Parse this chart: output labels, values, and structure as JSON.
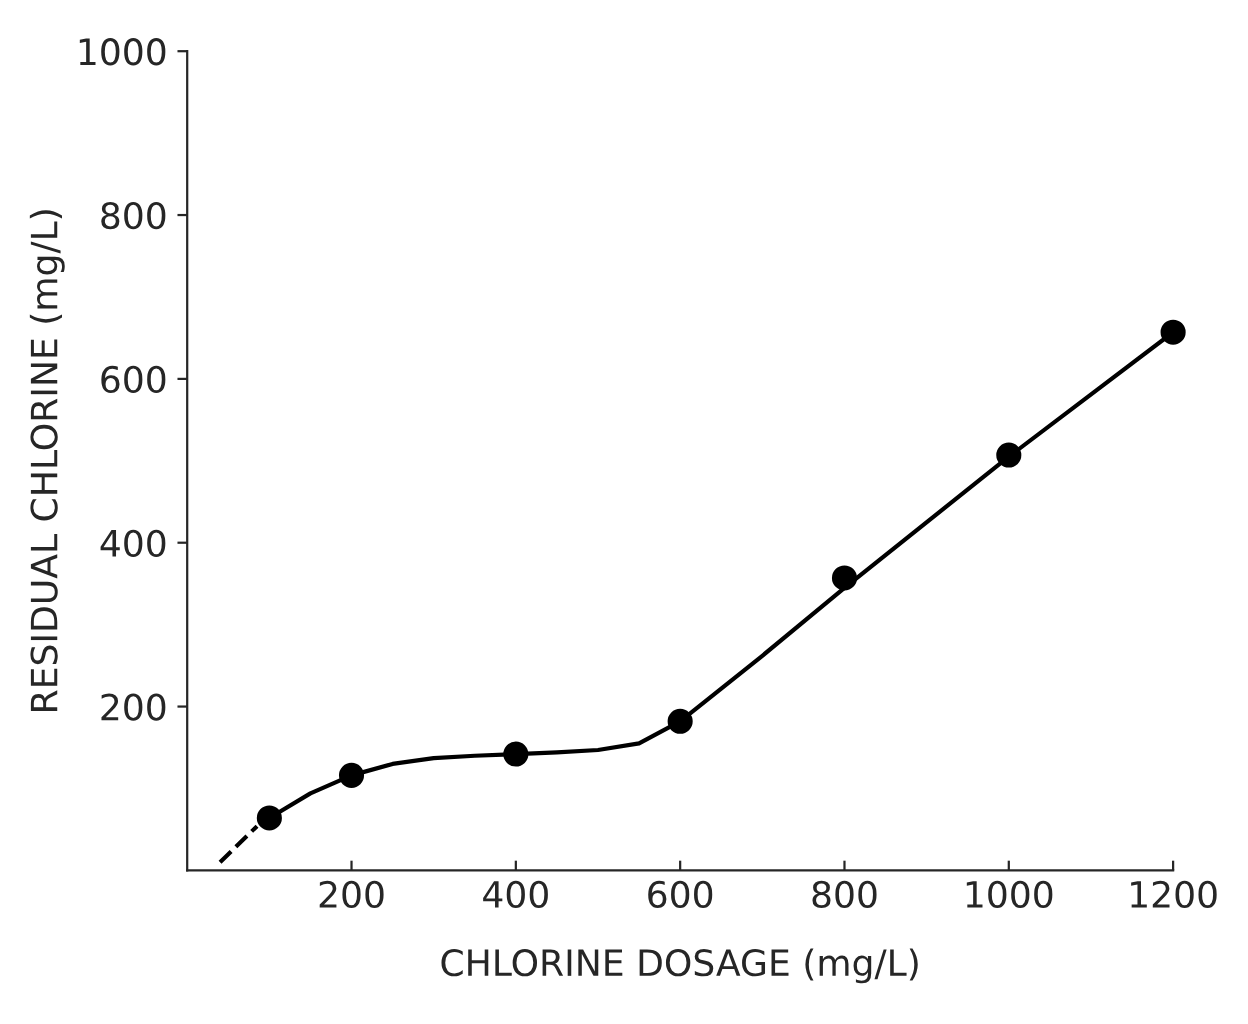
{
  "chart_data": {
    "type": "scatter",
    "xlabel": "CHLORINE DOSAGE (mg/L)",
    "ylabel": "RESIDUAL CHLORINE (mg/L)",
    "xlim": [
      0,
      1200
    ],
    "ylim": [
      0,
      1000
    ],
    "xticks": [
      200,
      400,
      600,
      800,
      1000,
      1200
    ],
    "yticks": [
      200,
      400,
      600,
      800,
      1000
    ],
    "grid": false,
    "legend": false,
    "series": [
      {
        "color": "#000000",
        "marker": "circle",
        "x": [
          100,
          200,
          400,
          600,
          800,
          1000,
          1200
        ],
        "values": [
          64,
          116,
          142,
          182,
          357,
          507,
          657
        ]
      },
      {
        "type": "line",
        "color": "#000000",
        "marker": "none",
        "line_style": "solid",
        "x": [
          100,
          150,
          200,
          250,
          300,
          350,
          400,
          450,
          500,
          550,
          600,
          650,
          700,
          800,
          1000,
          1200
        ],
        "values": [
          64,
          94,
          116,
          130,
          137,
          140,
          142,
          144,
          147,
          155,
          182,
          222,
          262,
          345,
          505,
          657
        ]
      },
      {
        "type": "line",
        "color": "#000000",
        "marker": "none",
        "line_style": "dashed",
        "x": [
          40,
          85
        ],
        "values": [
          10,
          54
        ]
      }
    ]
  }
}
* * *
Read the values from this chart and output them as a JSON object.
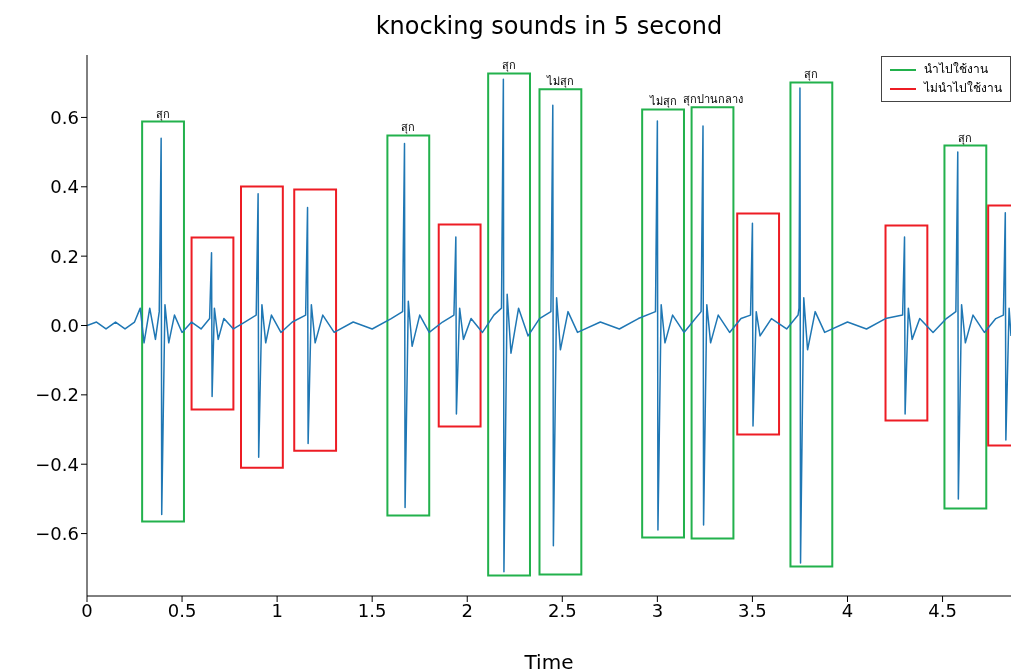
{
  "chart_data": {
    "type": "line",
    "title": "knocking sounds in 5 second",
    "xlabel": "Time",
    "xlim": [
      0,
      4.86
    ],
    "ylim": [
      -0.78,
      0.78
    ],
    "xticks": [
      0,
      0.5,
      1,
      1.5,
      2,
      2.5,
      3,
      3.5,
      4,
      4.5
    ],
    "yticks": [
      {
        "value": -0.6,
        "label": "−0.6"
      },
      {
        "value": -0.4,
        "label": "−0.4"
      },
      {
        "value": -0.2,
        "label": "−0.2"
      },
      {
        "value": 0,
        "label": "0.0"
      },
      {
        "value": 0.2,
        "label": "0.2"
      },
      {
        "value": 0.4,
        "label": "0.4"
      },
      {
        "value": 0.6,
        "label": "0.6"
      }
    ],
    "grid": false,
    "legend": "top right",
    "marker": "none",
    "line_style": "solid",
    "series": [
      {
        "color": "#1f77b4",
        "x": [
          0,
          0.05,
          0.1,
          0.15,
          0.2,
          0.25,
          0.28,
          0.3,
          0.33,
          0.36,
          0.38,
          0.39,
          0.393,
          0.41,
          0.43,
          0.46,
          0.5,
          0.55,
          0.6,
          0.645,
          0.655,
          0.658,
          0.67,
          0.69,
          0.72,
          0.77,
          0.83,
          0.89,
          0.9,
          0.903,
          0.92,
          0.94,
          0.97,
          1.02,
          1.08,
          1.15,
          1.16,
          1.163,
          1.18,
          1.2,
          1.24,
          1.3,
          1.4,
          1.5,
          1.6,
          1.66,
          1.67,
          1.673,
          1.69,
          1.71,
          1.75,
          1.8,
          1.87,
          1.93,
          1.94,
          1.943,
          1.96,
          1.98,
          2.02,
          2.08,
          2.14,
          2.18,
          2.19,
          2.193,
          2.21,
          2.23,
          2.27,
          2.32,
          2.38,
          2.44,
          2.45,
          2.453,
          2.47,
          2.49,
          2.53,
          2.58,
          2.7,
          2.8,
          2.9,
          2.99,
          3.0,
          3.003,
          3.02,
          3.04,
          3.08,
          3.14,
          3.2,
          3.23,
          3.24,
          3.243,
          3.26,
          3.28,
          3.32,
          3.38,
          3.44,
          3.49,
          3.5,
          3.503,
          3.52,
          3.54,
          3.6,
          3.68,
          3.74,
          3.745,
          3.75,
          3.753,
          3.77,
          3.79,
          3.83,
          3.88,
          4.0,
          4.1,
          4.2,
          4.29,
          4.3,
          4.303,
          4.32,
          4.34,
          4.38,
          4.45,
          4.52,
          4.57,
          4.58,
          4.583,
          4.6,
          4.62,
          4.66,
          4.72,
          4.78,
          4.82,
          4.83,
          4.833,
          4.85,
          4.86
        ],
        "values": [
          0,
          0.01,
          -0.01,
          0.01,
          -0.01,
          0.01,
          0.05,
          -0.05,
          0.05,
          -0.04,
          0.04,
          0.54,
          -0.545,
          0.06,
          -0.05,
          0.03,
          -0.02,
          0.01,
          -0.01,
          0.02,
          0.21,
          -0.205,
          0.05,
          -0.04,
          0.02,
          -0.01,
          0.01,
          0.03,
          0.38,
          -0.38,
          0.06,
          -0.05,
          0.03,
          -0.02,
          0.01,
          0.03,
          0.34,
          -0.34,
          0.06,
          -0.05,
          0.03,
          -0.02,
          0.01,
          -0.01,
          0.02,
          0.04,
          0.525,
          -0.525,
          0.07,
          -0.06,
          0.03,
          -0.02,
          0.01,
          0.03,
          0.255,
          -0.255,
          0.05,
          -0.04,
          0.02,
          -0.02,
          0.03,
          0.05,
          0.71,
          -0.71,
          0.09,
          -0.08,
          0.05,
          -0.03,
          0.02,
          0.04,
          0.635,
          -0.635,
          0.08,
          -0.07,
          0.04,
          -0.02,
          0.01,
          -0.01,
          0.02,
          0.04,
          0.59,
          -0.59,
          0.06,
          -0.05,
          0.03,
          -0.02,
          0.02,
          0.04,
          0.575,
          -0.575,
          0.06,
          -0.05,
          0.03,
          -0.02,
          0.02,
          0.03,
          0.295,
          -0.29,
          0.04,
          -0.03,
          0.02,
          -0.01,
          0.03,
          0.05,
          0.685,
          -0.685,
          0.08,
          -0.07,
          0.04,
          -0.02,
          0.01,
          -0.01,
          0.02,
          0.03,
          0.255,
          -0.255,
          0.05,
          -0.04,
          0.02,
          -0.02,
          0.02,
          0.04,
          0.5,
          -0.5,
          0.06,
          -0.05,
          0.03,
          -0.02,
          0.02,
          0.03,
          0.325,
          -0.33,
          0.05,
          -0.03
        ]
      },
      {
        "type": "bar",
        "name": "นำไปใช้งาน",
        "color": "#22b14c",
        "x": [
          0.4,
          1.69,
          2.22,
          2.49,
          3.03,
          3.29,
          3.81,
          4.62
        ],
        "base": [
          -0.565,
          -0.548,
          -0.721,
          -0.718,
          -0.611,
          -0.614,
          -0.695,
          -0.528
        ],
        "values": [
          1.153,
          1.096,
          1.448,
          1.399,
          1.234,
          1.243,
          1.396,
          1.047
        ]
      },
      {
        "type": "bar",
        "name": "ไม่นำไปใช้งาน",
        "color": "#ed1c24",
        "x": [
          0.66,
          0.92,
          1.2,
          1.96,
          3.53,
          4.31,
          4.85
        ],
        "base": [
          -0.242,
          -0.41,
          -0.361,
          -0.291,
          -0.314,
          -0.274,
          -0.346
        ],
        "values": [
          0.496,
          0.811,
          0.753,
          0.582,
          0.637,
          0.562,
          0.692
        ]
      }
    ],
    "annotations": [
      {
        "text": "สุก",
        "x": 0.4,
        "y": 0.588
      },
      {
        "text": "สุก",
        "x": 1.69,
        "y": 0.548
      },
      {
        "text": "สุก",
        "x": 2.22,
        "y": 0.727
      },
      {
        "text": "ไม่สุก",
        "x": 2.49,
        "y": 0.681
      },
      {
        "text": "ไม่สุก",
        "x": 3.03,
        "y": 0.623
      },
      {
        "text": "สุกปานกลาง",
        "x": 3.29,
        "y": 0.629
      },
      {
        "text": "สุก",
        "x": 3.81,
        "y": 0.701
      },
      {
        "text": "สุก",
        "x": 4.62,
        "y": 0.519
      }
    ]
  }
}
==
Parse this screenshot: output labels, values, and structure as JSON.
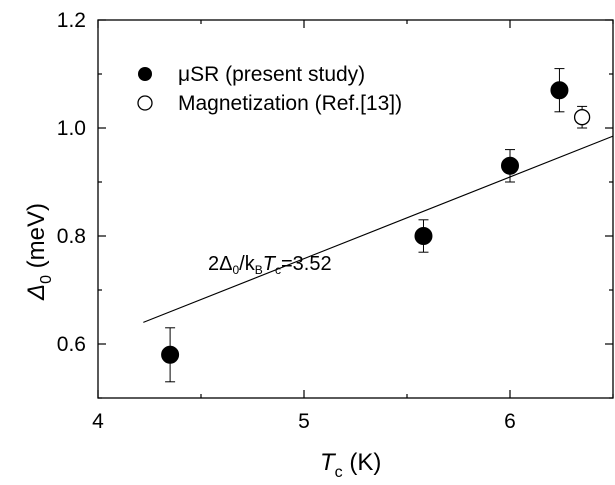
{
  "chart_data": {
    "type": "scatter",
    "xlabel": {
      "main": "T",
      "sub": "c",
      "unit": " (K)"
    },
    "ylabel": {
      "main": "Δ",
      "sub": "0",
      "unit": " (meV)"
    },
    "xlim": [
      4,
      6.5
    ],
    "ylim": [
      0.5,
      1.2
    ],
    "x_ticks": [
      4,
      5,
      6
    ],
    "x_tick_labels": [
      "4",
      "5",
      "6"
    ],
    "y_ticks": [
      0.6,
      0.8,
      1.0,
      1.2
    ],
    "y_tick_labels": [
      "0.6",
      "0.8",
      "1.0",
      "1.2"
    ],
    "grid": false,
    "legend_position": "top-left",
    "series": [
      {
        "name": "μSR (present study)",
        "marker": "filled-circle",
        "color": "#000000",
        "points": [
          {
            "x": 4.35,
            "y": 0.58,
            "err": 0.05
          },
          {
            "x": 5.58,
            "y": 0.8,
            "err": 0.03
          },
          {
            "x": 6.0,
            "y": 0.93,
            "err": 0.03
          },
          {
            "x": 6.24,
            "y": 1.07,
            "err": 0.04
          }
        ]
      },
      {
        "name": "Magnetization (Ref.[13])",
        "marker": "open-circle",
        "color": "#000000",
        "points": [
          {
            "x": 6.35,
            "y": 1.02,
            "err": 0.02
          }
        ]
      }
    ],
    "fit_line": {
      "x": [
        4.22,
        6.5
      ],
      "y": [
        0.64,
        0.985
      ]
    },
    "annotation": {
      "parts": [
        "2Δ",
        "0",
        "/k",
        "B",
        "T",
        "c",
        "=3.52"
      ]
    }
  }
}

● **Challenge**
Using the data above, say how many lines include "CHLORINE". No other reply is needed.

● **Worked answer**
2